* **WHAT YOU NEED TO DO**
Write out each line from the data below that includes the word "Notes".

□ □ □ □

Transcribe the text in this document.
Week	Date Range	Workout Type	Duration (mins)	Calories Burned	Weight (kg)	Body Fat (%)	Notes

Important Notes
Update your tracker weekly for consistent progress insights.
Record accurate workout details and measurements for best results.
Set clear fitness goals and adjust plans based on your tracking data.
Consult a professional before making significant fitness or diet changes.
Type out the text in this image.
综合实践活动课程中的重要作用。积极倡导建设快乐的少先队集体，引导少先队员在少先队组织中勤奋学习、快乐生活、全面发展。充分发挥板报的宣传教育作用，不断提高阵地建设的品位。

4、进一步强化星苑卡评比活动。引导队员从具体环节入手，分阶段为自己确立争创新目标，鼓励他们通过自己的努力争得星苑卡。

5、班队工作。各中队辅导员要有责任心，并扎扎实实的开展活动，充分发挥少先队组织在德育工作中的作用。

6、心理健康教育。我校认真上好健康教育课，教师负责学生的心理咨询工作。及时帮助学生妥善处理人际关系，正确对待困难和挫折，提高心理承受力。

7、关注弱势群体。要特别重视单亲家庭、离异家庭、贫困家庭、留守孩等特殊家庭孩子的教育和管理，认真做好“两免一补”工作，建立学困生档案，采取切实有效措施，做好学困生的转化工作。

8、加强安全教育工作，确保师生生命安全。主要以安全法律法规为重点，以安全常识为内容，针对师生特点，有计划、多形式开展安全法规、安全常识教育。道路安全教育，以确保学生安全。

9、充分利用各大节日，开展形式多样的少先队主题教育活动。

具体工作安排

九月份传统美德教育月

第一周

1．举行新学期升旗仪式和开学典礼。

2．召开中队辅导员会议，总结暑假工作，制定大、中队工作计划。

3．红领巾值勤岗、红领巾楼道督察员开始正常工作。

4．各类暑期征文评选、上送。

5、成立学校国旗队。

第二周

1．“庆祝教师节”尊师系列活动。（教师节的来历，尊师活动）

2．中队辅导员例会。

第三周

□ □ □ □

* **FINISHED TASK**
Week	Date Range	Workout Type	Duration (mins)	Calories Burned	Weight (kg)	Body Fat (%)	Notes
Important Notes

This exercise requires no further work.